_Set exercise_
Restate the whole listing word for word. Pictures are left out.

_The records_
....

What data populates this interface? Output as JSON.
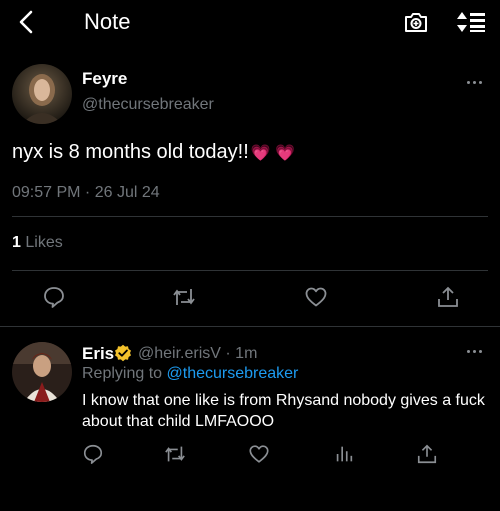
{
  "header": {
    "title": "Note",
    "back_icon": "chevron-left-icon",
    "camera_icon": "camera-icon",
    "sort_icon": "sort-icon"
  },
  "tweet": {
    "author_name": "Feyre",
    "author_handle": "@thecursebreaker",
    "text": "nyx is 8 months old today!!",
    "emoji": "💗 💗",
    "timestamp": "09:57 PM · 26 Jul 24",
    "likes_count": "1",
    "likes_label": "Likes",
    "actions": [
      "reply-icon",
      "retweet-icon",
      "like-icon",
      "share-icon"
    ]
  },
  "reply": {
    "author_name": "Eris",
    "author_handle": "@heir.erisV",
    "time_ago": "· 1m",
    "replying_prefix": "Replying to",
    "replying_handle": "@thecursebreaker",
    "text": "I know that one like is from Rhysand nobody gives a fuck about that child LMFAOOO",
    "actions": [
      "reply-icon",
      "retweet-icon",
      "like-icon",
      "views-icon",
      "share-icon"
    ]
  },
  "colors": {
    "background": "#000000",
    "text_primary": "#ffffff",
    "text_secondary": "#71767b",
    "link": "#1d9bf0",
    "verified_badge": "#f4c22b",
    "divider": "#2f3336"
  }
}
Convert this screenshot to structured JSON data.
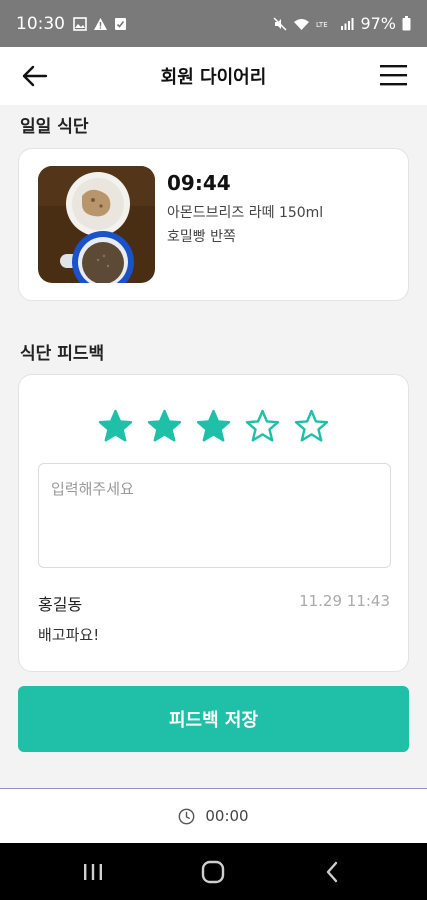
{
  "status_bar": {
    "time": "10:30",
    "battery": "97%",
    "left_icons": [
      "image-icon",
      "warning-icon",
      "check-icon"
    ],
    "right_icons": [
      "mute-icon",
      "wifi-icon",
      "lte-icon",
      "signal-icon",
      "battery-icon"
    ]
  },
  "header": {
    "title": "회원 다이어리"
  },
  "daily_meal": {
    "section_title": "일일 식단",
    "time": "09:44",
    "items": [
      "아몬드브리즈 라떼 150ml",
      "호밀빵 반쪽"
    ]
  },
  "feedback": {
    "section_title": "식단 피드백",
    "rating": 3,
    "max_rating": 5,
    "star_color": "#1fbfa8",
    "input_placeholder": "입력해주세요",
    "input_value": "",
    "author": "홍길동",
    "timestamp": "11.29 11:43",
    "comment": "배고파요!"
  },
  "save_button_label": "피드백 저장",
  "timer": {
    "value": "00:00"
  },
  "colors": {
    "accent": "#1fbfa8",
    "status_bar": "#7a7a7a"
  }
}
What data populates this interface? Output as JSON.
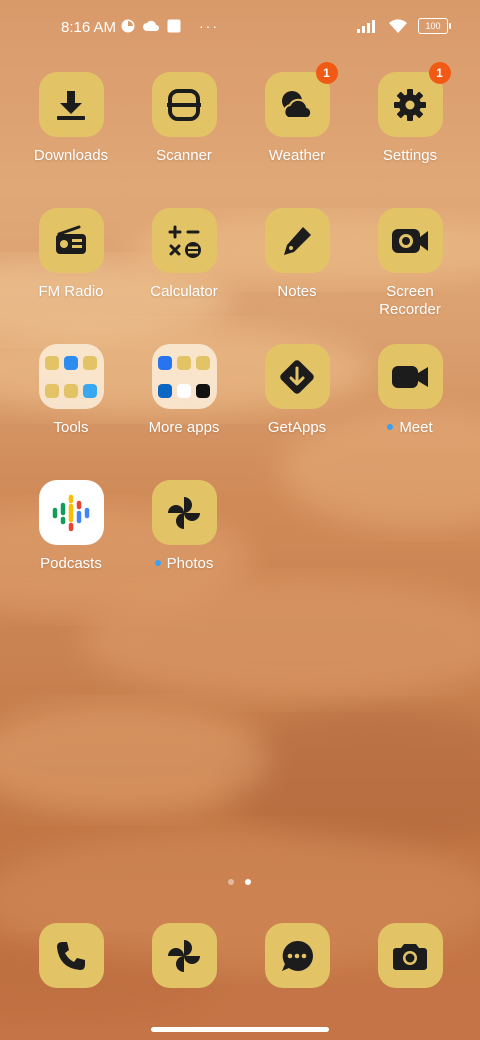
{
  "status": {
    "time": "8:16 AM",
    "battery": "100"
  },
  "apps": [
    {
      "name": "Downloads",
      "icon": "download-icon"
    },
    {
      "name": "Scanner",
      "icon": "scanner-icon"
    },
    {
      "name": "Weather",
      "icon": "weather-cloud-icon",
      "badge": "1"
    },
    {
      "name": "Settings",
      "icon": "gear-icon",
      "badge": "1"
    },
    {
      "name": "FM Radio",
      "icon": "radio-icon"
    },
    {
      "name": "Calculator",
      "icon": "calculator-icon"
    },
    {
      "name": "Notes",
      "icon": "pen-icon"
    },
    {
      "name": "Screen\nRecorder",
      "icon": "camcorder-icon"
    },
    {
      "name": "Tools",
      "icon": "folder-icon"
    },
    {
      "name": "More apps",
      "icon": "folder-icon"
    },
    {
      "name": "GetApps",
      "icon": "getapps-icon"
    },
    {
      "name": "Meet",
      "icon": "video-icon",
      "new_dot": true
    },
    {
      "name": "Podcasts",
      "icon": "podcasts-icon"
    },
    {
      "name": "Photos",
      "icon": "pinwheel-icon",
      "new_dot": true
    }
  ],
  "dock": [
    {
      "name": "Phone",
      "icon": "phone-icon"
    },
    {
      "name": "Gallery",
      "icon": "pinwheel-icon"
    },
    {
      "name": "Messages",
      "icon": "message-bubble-icon"
    },
    {
      "name": "Camera",
      "icon": "camera-icon"
    }
  ],
  "pager": {
    "pages": 2,
    "current": 2
  },
  "colors": {
    "tile": "#e2c467",
    "glyph": "#1c1c1c",
    "badge": "#f05a15",
    "new_dot": "#3ba0f0"
  }
}
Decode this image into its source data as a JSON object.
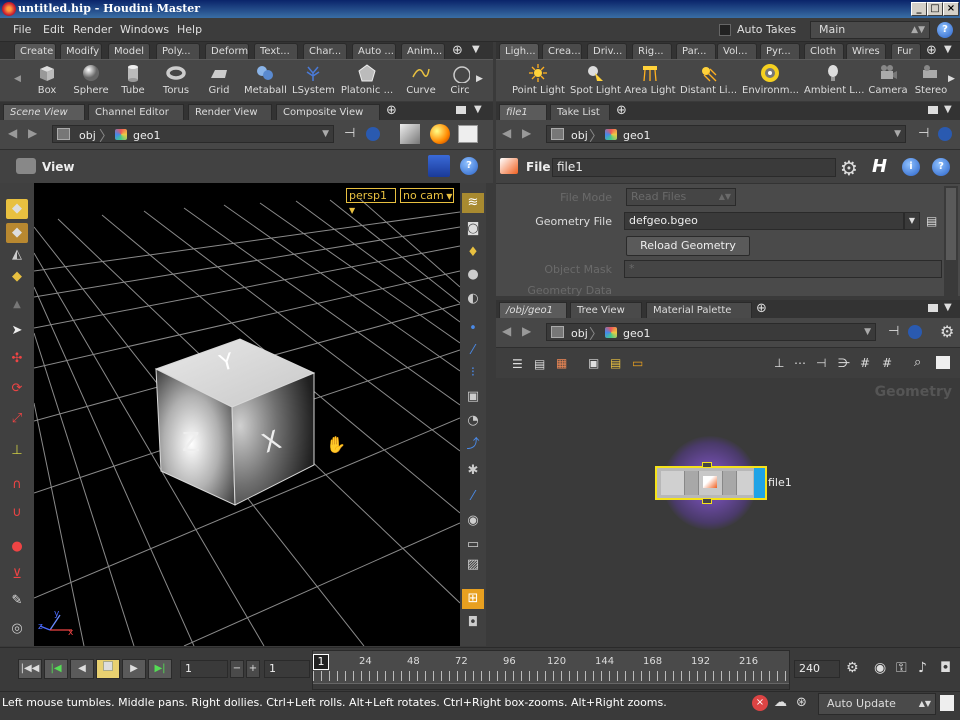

....

_Completed exercise_
What data populates this interface? Output as JSON.
{
  "header": {
    "title": "Note",
    "back_icon": "chevron-left-icon",
    "camera_icon": "camera-icon",
    "sort_icon": "sort-icon"
  },
  "tweet": {
    "author_name": "Feyre",
    "author_handle": "@thecursebreaker",
    "text": "nyx is 8 months old today!!",
    "emoji": "💗 💗",
    "timestamp": "09:57 PM · 26 Jul 24",
    "likes_count": "1",
    "likes_label": "Likes",
    "actions": [
      "reply-icon",
      "retweet-icon",
      "like-icon",
      "share-icon"
    ]
  },
  "reply": {
    "author_name": "Eris",
    "author_handle": "@heir.erisV",
    "time_ago": "· 1m",
    "replying_prefix": "Replying to",
    "replying_handle": "@thecursebreaker",
    "text": "I know that one like is from Rhysand nobody gives a fuck about that child LMFAOOO",
    "actions": [
      "reply-icon",
      "retweet-icon",
      "like-icon",
      "views-icon",
      "share-icon"
    ]
  },
  "colors": {
    "background": "#000000",
    "text_primary": "#ffffff",
    "text_secondary": "#71767b",
    "link": "#1d9bf0",
    "verified_badge": "#f4c22b",
    "divider": "#2f3336"
  }
}
Convert this screenshot to structured JSON data.
{
  "status_bar": {
    "time": "10:30",
    "battery": "97%",
    "left_icons": [
      "image-icon",
      "warning-icon",
      "check-icon"
    ],
    "right_icons": [
      "mute-icon",
      "wifi-icon",
      "lte-icon",
      "signal-icon",
      "battery-icon"
    ]
  },
  "header": {
    "title": "회원 다이어리"
  },
  "daily_meal": {
    "section_title": "일일 식단",
    "time": "09:44",
    "items": [
      "아몬드브리즈 라떼 150ml",
      "호밀빵 반쪽"
    ]
  },
  "feedback": {
    "section_title": "식단 피드백",
    "rating": 3,
    "max_rating": 5,
    "star_color": "#1fbfa8",
    "input_placeholder": "입력해주세요",
    "input_value": "",
    "author": "홍길동",
    "timestamp": "11.29 11:43",
    "comment": "배고파요!"
  },
  "save_button_label": "피드백 저장",
  "timer": {
    "value": "00:00"
  },
  "colors": {
    "accent": "#1fbfa8",
    "status_bar": "#7a7a7a"
  }
}
What data populates this interface? Output as JSON.
{
  "status": {
    "time": "8:16 AM",
    "battery": "100"
  },
  "apps": [
    {
      "name": "Downloads",
      "icon": "download-icon"
    },
    {
      "name": "Scanner",
      "icon": "scanner-icon"
    },
    {
      "name": "Weather",
      "icon": "weather-cloud-icon",
      "badge": "1"
    },
    {
      "name": "Settings",
      "icon": "gear-icon",
      "badge": "1"
    },
    {
      "name": "FM Radio",
      "icon": "radio-icon"
    },
    {
      "name": "Calculator",
      "icon": "calculator-icon"
    },
    {
      "name": "Notes",
      "icon": "pen-icon"
    },
    {
      "name": "Screen\nRecorder",
      "icon": "camcorder-icon"
    },
    {
      "name": "Tools",
      "icon": "folder-icon"
    },
    {
      "name": "More apps",
      "icon": "folder-icon"
    },
    {
      "name": "GetApps",
      "icon": "getapps-icon"
    },
    {
      "name": "Meet",
      "icon": "video-icon",
      "new_dot": true
    },
    {
      "name": "Podcasts",
      "icon": "podcasts-icon"
    },
    {
      "name": "Photos",
      "icon": "pinwheel-icon",
      "new_dot": true
    }
  ],
  "dock": [
    {
      "name": "Phone",
      "icon": "phone-icon"
    },
    {
      "name": "Gallery",
      "icon": "pinwheel-icon"
    },
    {
      "name": "Messages",
      "icon": "message-bubble-icon"
    },
    {
      "name": "Camera",
      "icon": "camera-icon"
    }
  ],
  "pager": {
    "pages": 2,
    "current": 2
  },
  "colors": {
    "tile": "#e2c467",
    "glyph": "#1c1c1c",
    "badge": "#f05a15",
    "new_dot": "#3ba0f0"
  }
}
Decode this image into its source data as a JSON object.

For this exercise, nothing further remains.